Stated task :: From the line containing "OCR this image." through the last line of the material, copy every line exactly, both ends inclusive; do not copy pictures.

Given entries ::
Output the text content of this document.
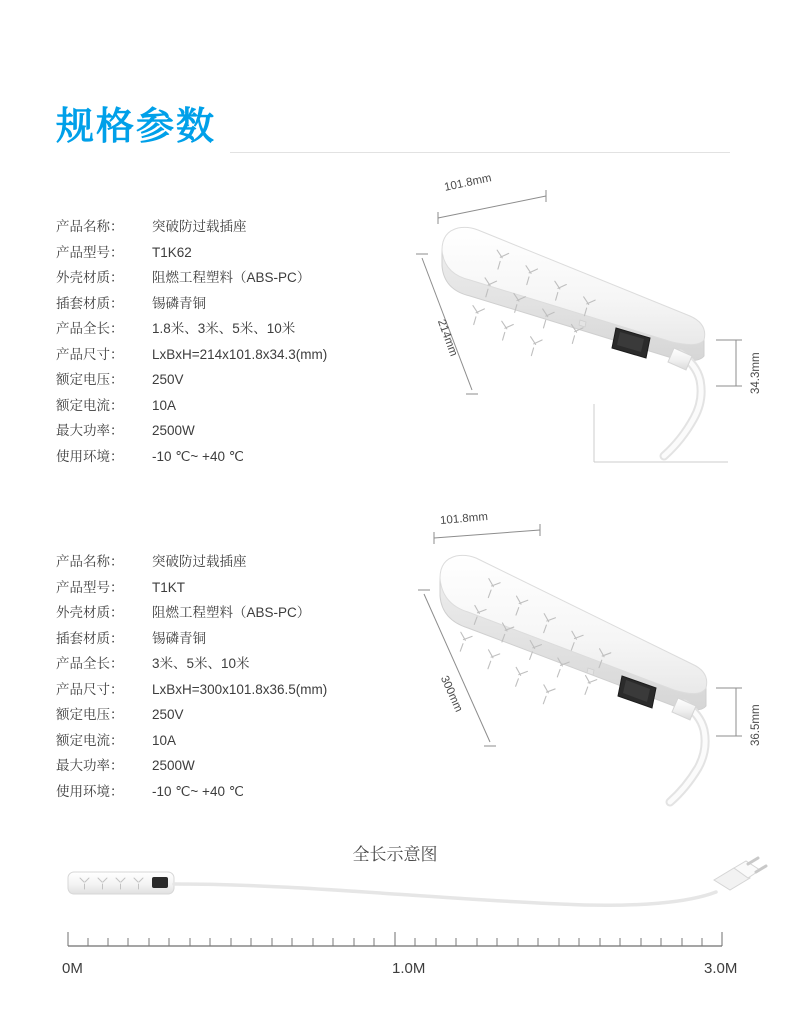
规格参数
产品名称：	突破防过载插座
产品型号：	T1K62
外壳材质：	阻燃工程塑料（ABS-PC）
插套材质：	锡磷青铜
产品全长：	1.8米、3米、5米、10米
产品尺寸：	LxBxH=214x101.8x34.3(mm)
额定电压：	250V
额定电流：	10A
最大功率：	2500W
使用环境：	-10 ℃~ +40 ℃
101.8mm
214mm
34.3mm
产品名称：	突破防过载插座
产品型号：	T1KT
外壳材质：	阻燃工程塑料（ABS-PC）
插套材质：	锡磷青铜
产品全长：	3米、5米、10米
产品尺寸：	LxBxH=300x101.8x36.5(mm)
额定电压：	250V
额定电流：	10A
最大功率：	2500W
使用环境：	-10 ℃~ +40 ℃
101.8mm
300mm
36.5mm
全长示意图
0M	1.0M	3.0M
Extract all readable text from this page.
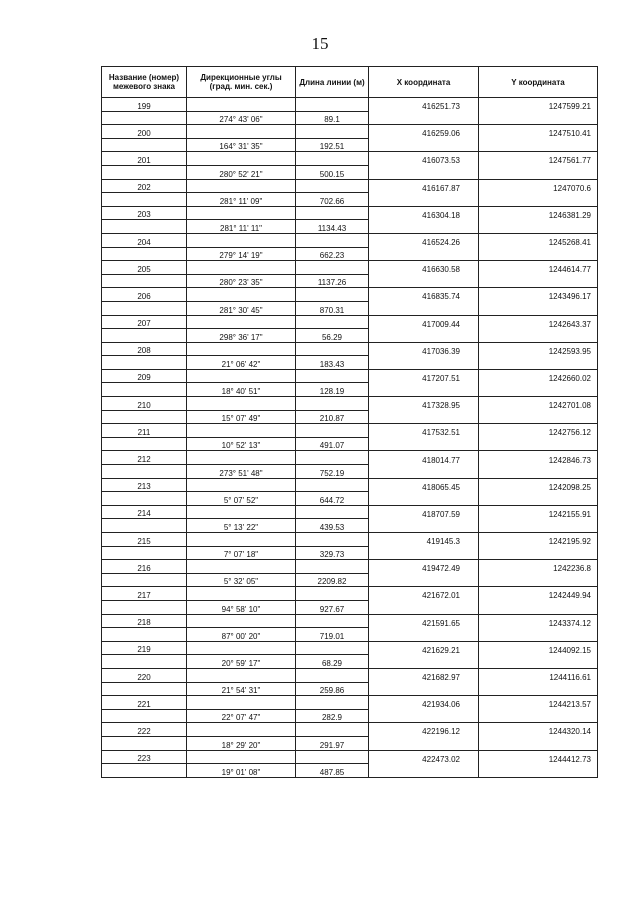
15
Название (номер) межевого знака	Дирекционные углы (град. мин. сек.)	Длина линии (м)	X координата	Y координата
199			416251.73	1247599.21
	274° 43' 06"	89.1		
200			416259.06	1247510.41
	164° 31' 35"	192.51		
201			416073.53	1247561.77
	280° 52' 21"	500.15		
202			416167.87	1247070.6
	281° 11' 09"	702.66		
203			416304.18	1246381.29
	281° 11' 11"	1134.43		
204			416524.26	1245268.41
	279° 14' 19"	662.23		
205			416630.58	1244614.77
	280° 23' 35"	1137.26		
206			416835.74	1243496.17
	281° 30' 45"	870.31		
207			417009.44	1242643.37
	298° 36' 17"	56.29		
208			417036.39	1242593.95
	21° 06' 42"	183.43		
209			417207.51	1242660.02
	18° 40' 51"	128.19		
210			417328.95	1242701.08
	15° 07' 49"	210.87		
211			417532.51	1242756.12
	10° 52' 13"	491.07		
212			418014.77	1242846.73
	273° 51' 48"	752.19		
213			418065.45	1242098.25
	5° 07' 52"	644.72		
214			418707.59	1242155.91
	5° 13' 22"	439.53		
215			419145.3	1242195.92
	7° 07' 18"	329.73		
216			419472.49	1242236.8
	5° 32' 05"	2209.82		
217			421672.01	1242449.94
	94° 58' 10"	927.67		
218			421591.65	1243374.12
	87° 00' 20"	719.01		
219			421629.21	1244092.15
	20° 59' 17"	68.29		
220			421682.97	1244116.61
	21° 54' 31"	259.86		
221			421934.06	1244213.57
	22° 07' 47"	282.9		
222			422196.12	1244320.14
	18° 29' 20"	291.97		
223			422473.02	1244412.73
	19° 01' 08"	487.85		
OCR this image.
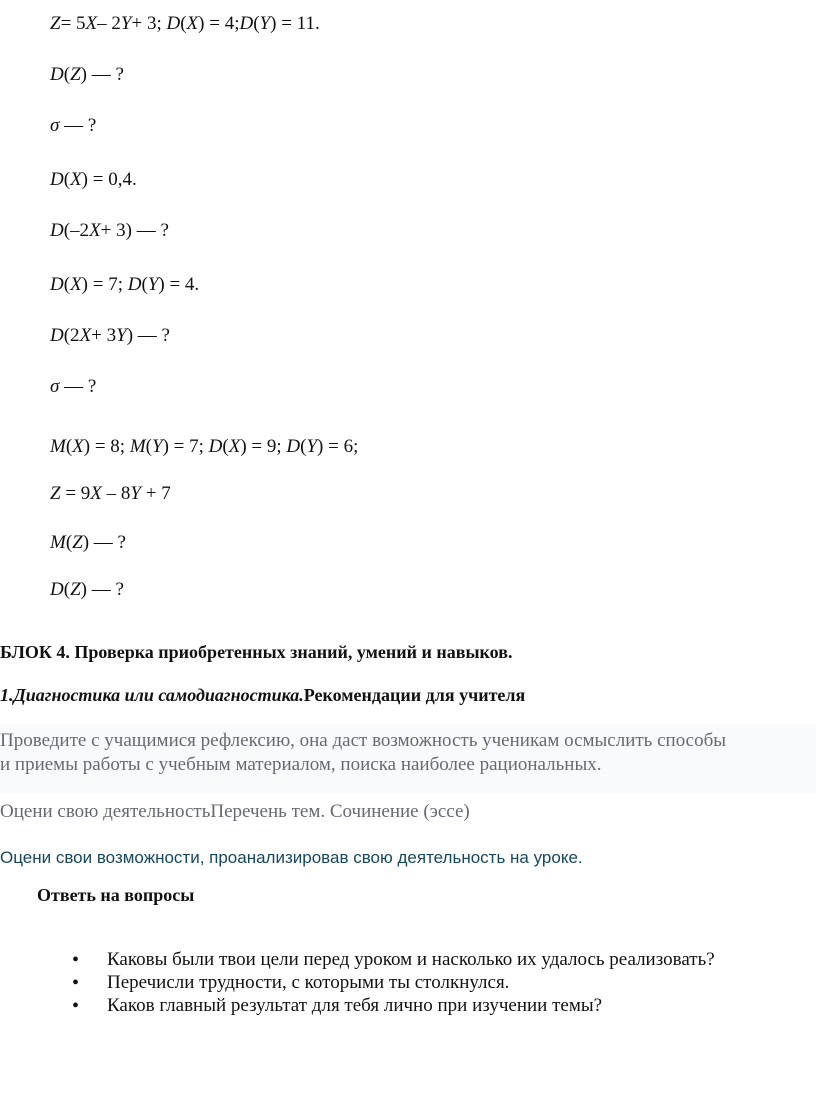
Z= 5X– 2Y+ 3; D(X) = 4;D(Y) = 11.
D(Z) — ?
σ — ?
D(X) = 0,4.
D(–2X+ 3) — ?
D(X) = 7; D(Y) = 4.
D(2X+ 3Y) — ?
σ — ?
M(X) = 8; M(Y) = 7; D(X) = 9; D(Y) = 6;
Z = 9X – 8Y + 7
M(Z) — ?
D(Z) — ?
БЛОК 4. Проверка приобретенных знаний, умений и навыков.
1.Диагностика или самодиагностика.Рекомендации для учителя
Проведите с учащимися рефлексию, она даст возможность ученикам осмыслить способы
и приемы работы с учебным материалом, поиска наиболее рациональных.
Оцени свою деятельностьПеречень тем. Сочинение (эссе)
Оцени свои возможности, проанализировав свою деятельность на уроке.
Ответь на вопросы
• Каковы были твои цели перед уроком и насколько их удалось реализовать?
• Перечисли трудности, с которыми ты столкнулся.
• Каков главный результат для тебя лично при изучении темы?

Result ::
OCR this image.
Z= 5X– 2Y+ 3; D(X) = 4;D(Y) = 11.
D(Z) — ?
σ — ?
D(X) = 0,4.
D(–2X+ 3) — ?
D(X) = 7; D(Y) = 4.
D(2X+ 3Y) — ?
σ — ?
M(X) = 8; M(Y) = 7; D(X) = 9; D(Y) = 6;
Z = 9X – 8Y + 7
M(Z) — ?
D(Z) — ?
БЛОК 4. Проверка приобретенных знаний, умений и навыков.
1.Диагностика или самодиагностика.Рекомендации для учителя
Проведите с учащимися рефлексию, она даст возможность ученикам осмыслить способы
и приемы работы с учебным материалом, поиска наиболее рациональных.
Оцени свою деятельностьПеречень тем. Сочинение (эссе)
Оцени свои возможности, проанализировав свою деятельность на уроке.
Ответь на вопросы
• Каковы были твои цели перед уроком и насколько их удалось реализовать?
• Перечисли трудности, с которыми ты столкнулся.
• Каков главный результат для тебя лично при изучении темы?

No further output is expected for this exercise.